WORK INSTRUCTIONS | Count every line of the material that holds the string "table". Respond with the total only.

Chart and figure data
**********
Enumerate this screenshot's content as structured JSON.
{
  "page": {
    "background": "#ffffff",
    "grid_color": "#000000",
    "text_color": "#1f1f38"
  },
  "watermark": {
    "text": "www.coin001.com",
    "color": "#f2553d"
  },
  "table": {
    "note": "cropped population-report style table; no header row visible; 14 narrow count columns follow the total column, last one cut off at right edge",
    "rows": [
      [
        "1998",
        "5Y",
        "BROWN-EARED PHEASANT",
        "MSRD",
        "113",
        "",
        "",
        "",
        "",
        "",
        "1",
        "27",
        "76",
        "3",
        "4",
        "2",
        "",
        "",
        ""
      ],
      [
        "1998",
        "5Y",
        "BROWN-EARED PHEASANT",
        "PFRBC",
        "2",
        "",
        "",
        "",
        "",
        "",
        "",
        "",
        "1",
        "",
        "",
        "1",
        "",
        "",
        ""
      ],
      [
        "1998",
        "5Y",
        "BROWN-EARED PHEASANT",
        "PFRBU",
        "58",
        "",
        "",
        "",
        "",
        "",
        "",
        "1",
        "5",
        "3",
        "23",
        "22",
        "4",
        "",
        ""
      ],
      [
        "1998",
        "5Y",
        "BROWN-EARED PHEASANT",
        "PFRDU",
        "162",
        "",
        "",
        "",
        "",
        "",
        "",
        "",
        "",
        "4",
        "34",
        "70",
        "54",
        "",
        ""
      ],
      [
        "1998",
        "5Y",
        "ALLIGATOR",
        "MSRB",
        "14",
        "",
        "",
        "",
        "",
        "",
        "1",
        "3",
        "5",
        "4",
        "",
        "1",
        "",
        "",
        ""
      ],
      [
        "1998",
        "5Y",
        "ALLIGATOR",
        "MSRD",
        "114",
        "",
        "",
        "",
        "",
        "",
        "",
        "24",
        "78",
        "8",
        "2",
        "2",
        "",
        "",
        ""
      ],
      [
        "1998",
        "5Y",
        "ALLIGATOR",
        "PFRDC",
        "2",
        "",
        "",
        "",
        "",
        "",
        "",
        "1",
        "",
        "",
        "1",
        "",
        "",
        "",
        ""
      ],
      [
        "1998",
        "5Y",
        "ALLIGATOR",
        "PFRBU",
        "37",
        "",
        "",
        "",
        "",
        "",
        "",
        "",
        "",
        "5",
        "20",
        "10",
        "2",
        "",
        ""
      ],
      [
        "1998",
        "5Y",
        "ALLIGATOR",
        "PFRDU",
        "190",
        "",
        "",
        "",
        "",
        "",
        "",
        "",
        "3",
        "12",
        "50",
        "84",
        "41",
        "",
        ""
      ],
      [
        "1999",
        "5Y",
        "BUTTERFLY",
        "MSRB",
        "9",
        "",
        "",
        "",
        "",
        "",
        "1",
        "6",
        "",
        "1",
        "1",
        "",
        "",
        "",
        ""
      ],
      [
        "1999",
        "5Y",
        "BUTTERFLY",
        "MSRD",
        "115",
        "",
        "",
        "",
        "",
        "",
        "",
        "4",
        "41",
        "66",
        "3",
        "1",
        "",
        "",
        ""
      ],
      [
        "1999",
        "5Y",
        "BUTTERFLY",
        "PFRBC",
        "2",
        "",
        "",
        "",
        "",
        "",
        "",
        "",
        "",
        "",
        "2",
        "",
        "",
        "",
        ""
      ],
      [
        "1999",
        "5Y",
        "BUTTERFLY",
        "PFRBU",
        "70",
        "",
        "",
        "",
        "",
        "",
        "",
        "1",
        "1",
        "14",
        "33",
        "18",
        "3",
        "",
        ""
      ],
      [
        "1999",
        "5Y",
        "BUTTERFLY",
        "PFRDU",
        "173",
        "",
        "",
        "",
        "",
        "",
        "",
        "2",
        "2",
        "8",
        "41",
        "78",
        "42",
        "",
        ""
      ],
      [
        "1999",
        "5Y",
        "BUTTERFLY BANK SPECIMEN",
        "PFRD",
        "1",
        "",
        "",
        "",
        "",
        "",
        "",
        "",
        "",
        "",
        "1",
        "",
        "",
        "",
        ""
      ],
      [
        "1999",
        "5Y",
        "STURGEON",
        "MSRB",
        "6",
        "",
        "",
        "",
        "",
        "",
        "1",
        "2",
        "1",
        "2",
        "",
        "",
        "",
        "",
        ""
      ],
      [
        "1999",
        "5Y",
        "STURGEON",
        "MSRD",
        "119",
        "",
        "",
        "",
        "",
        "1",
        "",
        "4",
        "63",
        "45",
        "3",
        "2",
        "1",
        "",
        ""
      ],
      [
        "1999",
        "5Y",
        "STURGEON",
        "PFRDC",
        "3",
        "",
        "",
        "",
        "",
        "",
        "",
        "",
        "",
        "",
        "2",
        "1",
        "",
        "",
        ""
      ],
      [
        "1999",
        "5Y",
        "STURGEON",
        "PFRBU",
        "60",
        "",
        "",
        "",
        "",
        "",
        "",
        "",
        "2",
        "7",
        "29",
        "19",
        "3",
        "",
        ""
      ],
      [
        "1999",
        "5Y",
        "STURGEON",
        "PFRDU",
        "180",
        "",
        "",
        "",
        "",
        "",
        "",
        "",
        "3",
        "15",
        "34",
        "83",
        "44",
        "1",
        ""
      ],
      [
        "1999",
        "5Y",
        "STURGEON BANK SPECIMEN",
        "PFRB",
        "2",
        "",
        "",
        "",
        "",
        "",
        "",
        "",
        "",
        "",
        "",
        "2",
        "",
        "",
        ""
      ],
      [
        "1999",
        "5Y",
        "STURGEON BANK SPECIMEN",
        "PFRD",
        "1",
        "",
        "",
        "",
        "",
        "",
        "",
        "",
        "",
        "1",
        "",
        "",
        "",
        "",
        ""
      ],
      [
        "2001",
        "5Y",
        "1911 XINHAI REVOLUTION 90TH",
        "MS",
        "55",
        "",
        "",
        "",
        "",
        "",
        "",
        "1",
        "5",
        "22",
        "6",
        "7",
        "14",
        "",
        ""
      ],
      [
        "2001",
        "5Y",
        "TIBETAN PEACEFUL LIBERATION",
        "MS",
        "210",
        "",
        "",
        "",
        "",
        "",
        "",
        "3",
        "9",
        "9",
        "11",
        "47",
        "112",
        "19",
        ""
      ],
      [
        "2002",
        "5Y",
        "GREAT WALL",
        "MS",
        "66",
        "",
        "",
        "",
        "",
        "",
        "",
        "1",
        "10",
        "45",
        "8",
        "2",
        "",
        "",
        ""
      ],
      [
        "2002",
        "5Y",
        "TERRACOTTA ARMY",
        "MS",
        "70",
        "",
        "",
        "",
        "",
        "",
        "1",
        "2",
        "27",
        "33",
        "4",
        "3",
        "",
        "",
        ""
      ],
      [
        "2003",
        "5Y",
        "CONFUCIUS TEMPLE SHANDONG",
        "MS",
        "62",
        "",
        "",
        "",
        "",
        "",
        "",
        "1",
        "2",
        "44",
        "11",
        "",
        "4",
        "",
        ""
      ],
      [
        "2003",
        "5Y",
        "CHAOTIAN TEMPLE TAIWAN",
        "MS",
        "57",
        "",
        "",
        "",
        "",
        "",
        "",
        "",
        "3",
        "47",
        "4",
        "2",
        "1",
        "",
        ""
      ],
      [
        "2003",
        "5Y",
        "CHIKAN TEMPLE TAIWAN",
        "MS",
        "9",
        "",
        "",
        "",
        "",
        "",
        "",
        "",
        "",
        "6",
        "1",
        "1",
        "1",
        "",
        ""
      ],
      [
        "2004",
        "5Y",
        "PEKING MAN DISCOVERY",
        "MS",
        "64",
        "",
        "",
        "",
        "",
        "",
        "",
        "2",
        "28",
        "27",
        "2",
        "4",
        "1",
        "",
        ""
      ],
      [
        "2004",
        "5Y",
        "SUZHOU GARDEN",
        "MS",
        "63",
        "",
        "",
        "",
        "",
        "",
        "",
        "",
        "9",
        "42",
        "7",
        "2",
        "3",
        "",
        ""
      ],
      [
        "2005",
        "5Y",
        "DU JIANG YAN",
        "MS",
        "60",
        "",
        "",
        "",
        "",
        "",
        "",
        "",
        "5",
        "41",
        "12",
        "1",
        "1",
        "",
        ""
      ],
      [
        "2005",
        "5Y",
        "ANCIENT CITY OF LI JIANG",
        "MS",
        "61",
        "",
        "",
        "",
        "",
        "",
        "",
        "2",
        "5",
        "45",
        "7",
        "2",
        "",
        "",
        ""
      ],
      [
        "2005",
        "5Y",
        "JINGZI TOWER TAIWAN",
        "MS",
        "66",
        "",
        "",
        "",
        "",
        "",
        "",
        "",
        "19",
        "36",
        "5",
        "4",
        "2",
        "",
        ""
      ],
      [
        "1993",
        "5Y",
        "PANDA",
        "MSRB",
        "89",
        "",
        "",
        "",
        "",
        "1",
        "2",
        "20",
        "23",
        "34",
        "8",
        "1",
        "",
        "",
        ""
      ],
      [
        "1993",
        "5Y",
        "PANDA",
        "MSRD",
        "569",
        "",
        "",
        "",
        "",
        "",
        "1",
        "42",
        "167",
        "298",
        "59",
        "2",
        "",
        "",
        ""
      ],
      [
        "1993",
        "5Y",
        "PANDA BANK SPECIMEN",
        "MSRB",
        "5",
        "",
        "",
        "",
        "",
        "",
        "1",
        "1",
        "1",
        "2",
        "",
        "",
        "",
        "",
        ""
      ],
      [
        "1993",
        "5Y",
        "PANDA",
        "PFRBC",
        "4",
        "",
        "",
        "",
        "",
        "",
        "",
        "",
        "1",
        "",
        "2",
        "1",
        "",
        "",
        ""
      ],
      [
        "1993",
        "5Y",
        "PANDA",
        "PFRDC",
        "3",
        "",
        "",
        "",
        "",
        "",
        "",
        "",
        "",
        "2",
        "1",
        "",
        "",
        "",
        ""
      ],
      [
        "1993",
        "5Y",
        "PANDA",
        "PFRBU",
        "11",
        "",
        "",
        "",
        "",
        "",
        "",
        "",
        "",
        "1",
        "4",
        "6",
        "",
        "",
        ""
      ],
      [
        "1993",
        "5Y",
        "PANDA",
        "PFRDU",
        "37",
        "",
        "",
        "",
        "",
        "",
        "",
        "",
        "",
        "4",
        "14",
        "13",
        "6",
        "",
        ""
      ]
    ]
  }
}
**********
EXPECTED ANSWER | 2